* _EXERCISE PROMPT_
Find how many lines contain "type" and state only that number.

RECORDS FOR THIS EXERCISE start

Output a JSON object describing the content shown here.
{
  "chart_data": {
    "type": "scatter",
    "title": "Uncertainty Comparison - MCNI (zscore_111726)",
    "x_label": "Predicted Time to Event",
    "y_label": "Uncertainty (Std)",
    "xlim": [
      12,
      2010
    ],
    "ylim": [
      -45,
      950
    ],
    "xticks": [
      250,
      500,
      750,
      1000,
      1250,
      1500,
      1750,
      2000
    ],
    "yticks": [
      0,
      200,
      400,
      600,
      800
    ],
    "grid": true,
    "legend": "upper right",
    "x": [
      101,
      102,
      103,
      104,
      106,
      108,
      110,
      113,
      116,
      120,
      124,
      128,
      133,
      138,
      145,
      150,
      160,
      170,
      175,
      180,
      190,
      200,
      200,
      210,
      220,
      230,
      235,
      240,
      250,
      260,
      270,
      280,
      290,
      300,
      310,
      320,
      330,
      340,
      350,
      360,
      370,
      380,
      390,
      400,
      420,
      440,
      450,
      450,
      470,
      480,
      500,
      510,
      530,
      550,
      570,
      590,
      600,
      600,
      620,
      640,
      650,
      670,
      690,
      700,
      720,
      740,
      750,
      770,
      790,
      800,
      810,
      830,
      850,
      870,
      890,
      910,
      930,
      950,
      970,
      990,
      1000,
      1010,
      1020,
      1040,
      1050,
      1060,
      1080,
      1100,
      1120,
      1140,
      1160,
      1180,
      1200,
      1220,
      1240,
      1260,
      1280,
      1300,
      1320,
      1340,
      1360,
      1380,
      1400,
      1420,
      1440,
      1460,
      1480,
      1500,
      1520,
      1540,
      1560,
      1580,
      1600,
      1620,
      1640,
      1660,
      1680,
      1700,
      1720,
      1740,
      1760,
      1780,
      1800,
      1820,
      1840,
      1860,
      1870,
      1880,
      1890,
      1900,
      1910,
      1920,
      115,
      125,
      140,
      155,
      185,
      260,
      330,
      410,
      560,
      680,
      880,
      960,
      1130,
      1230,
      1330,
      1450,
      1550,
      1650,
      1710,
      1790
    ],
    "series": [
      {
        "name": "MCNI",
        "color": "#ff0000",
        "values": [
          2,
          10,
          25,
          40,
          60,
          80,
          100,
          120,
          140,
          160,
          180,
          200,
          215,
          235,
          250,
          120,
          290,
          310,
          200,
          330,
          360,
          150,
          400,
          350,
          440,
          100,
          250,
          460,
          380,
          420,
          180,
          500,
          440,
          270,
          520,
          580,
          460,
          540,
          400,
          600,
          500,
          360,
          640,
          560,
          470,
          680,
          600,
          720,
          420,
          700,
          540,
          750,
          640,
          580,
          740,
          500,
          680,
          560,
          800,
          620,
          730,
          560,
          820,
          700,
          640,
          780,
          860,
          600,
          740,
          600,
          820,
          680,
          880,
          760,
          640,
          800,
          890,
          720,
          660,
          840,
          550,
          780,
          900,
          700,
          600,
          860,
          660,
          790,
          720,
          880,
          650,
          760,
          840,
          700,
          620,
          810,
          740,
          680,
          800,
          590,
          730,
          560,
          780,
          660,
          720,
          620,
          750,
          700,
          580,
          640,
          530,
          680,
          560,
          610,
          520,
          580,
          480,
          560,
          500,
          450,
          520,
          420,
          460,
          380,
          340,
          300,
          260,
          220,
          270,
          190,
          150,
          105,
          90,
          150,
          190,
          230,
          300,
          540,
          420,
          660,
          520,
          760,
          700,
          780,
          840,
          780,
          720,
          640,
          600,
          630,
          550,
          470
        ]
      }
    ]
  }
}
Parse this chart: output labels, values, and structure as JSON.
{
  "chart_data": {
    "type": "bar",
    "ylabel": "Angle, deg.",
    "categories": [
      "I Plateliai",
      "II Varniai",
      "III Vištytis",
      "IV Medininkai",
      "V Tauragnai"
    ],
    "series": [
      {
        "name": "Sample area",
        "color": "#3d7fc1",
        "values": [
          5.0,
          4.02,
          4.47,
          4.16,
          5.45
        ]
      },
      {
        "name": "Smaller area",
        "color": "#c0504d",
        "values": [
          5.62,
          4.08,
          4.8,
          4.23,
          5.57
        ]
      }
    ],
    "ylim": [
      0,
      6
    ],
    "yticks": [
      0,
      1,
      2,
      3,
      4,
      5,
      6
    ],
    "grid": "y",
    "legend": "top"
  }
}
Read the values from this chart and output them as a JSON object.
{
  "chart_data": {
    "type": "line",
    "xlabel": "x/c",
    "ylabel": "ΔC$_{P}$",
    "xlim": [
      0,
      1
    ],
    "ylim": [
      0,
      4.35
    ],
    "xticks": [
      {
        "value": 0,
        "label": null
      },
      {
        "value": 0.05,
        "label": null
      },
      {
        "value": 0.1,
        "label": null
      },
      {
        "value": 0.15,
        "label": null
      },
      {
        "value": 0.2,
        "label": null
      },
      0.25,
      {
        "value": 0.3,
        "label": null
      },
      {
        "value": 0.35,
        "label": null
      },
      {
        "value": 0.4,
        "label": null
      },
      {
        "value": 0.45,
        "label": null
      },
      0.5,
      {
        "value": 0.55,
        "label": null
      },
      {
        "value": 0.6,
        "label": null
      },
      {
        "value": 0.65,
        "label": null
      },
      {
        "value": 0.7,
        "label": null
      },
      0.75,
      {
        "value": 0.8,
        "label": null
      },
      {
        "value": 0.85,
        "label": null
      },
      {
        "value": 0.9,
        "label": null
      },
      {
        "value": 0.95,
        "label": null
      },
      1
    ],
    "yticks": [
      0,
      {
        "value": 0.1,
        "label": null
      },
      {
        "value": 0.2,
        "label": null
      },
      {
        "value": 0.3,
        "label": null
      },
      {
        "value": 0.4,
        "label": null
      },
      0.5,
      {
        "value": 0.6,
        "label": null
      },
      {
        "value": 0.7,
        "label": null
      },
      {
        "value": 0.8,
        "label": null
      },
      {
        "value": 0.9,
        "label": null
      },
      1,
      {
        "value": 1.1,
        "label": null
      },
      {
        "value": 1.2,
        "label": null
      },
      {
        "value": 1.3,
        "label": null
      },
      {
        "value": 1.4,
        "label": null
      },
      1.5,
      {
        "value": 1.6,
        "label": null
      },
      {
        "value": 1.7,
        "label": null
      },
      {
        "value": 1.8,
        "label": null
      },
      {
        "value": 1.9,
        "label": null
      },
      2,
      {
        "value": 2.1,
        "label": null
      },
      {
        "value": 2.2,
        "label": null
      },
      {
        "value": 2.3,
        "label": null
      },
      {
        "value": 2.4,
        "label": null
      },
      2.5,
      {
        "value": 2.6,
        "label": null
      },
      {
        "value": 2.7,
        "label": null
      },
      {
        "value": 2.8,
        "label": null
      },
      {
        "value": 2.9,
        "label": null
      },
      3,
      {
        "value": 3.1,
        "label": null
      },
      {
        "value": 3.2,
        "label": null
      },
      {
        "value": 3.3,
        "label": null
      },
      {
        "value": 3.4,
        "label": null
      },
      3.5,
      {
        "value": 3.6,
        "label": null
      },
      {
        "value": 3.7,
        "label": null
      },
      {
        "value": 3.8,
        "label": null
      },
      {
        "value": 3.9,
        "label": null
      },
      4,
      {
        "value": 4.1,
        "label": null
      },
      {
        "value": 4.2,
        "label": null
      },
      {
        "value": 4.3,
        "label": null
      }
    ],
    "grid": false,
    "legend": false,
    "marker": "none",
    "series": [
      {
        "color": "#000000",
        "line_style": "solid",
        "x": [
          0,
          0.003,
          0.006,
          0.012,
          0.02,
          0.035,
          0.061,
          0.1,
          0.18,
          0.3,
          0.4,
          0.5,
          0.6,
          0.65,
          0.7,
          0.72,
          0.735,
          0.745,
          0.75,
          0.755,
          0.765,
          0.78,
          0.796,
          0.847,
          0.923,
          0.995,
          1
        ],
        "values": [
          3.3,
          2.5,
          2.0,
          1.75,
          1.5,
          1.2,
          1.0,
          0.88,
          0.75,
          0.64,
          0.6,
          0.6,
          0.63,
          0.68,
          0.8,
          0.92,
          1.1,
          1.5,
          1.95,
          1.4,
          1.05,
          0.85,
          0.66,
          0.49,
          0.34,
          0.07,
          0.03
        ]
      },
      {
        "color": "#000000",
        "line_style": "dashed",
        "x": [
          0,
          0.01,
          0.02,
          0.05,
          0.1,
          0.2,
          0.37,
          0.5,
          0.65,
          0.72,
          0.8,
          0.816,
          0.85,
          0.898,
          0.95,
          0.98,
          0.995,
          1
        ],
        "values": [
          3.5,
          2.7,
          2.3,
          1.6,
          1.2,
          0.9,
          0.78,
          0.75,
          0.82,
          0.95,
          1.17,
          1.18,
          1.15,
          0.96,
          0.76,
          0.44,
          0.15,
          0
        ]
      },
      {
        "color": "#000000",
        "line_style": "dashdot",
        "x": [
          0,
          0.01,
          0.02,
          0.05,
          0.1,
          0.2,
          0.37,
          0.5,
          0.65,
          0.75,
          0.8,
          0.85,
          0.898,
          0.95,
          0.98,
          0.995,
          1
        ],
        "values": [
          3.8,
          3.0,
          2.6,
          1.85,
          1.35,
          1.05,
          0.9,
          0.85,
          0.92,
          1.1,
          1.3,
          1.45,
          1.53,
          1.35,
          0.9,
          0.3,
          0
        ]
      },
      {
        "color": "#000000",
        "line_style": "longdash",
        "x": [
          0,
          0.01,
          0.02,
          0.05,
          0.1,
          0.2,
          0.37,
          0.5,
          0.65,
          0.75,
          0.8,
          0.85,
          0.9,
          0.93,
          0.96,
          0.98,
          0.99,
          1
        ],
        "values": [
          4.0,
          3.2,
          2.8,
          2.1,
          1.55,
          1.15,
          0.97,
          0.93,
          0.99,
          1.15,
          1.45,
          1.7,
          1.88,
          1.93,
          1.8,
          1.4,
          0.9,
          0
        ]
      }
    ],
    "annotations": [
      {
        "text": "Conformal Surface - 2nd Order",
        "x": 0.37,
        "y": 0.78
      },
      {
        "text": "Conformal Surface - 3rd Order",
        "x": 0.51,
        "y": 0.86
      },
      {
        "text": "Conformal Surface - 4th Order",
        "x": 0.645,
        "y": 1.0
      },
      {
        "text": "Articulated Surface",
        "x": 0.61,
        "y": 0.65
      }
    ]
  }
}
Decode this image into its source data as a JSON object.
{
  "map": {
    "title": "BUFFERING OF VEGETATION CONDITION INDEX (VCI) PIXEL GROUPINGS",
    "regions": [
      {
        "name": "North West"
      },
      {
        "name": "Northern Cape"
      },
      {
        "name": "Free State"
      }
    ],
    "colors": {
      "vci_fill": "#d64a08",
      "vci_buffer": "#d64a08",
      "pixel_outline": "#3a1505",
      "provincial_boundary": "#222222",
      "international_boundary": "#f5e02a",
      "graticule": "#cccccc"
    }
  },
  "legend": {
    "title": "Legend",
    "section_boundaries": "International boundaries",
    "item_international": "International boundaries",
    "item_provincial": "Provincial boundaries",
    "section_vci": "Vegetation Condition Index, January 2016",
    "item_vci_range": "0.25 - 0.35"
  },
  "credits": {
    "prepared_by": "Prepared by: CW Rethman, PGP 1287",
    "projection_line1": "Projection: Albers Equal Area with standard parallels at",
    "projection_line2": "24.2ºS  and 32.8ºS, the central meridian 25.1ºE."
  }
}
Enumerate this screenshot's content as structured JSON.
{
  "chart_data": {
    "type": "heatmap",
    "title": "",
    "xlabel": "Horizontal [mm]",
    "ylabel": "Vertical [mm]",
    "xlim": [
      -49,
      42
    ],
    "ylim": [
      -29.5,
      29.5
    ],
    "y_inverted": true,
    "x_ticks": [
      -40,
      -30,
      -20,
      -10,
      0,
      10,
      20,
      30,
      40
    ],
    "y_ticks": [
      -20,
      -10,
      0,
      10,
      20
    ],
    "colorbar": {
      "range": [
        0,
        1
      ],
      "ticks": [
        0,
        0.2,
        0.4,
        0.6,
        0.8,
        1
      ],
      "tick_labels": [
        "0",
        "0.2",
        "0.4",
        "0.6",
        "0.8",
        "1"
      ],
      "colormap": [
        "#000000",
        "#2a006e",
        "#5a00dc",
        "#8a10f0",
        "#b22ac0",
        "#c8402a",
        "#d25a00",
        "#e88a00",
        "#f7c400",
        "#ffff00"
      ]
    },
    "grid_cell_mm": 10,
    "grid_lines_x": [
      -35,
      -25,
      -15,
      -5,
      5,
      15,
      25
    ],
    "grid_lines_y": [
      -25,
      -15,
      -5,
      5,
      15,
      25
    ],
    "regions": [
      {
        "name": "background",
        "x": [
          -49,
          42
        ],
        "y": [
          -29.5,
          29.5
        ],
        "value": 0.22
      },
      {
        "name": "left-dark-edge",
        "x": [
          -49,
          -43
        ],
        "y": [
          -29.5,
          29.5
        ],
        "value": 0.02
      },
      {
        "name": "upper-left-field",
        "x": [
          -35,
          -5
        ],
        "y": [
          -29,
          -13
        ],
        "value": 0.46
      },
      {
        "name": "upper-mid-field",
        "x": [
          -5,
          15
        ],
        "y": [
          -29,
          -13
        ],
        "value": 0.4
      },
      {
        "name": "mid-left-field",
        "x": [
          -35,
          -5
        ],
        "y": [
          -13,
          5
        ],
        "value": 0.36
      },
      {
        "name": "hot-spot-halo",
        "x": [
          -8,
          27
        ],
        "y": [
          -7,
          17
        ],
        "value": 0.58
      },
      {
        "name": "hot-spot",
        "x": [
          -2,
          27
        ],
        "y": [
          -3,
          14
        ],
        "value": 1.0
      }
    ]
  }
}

RECORDS FOR THIS EXERCISE end

* _EXERCISE SOLUTION_
4